**GIVEN TASK:** Scan the records for the string "الرازي"; copy each line where it occurs.

**RECORD SET:**
________________________

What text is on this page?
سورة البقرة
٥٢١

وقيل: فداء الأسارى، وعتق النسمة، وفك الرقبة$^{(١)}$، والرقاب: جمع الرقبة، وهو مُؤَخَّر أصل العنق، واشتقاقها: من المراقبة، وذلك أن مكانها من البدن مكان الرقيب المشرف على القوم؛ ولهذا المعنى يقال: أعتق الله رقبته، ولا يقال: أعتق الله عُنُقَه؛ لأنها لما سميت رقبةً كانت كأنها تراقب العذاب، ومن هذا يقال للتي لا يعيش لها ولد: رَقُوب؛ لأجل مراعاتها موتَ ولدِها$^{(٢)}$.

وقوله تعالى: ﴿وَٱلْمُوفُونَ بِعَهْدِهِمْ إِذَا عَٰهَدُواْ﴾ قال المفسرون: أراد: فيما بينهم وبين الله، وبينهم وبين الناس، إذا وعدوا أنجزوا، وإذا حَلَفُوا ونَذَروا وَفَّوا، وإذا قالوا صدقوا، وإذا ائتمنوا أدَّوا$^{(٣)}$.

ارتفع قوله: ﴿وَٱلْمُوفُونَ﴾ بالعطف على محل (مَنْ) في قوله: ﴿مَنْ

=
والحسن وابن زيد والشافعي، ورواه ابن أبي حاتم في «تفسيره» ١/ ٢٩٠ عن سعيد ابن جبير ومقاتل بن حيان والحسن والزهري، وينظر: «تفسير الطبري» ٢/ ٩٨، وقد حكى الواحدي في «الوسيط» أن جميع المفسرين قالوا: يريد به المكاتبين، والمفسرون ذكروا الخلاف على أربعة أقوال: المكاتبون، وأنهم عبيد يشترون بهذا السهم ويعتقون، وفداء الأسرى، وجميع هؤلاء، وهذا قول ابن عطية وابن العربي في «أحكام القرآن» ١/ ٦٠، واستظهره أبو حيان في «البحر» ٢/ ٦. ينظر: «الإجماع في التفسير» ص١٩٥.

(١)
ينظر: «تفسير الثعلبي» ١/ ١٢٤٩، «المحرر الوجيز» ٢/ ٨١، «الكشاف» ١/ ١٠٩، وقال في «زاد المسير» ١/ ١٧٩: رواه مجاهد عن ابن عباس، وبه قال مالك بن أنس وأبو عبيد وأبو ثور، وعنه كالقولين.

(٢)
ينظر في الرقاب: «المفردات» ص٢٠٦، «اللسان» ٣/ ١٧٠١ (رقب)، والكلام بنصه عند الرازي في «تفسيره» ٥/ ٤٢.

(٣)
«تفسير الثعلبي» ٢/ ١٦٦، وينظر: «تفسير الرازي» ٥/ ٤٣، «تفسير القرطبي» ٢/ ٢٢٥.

________________________

**ANSWER:**
ينظر في الرقاب: «المفردات» ص٢٠٦، «اللسان» ٣/ ١٧٠١ (رقب)، والكلام بنصه عند الرازي في «تفسيره» ٥/ ٤٢.
«تفسير الثعلبي» ٢/ ١٦٦، وينظر: «تفسير الرازي» ٥/ ٤٣، «تفسير القرطبي» ٢/ ٢٢٥.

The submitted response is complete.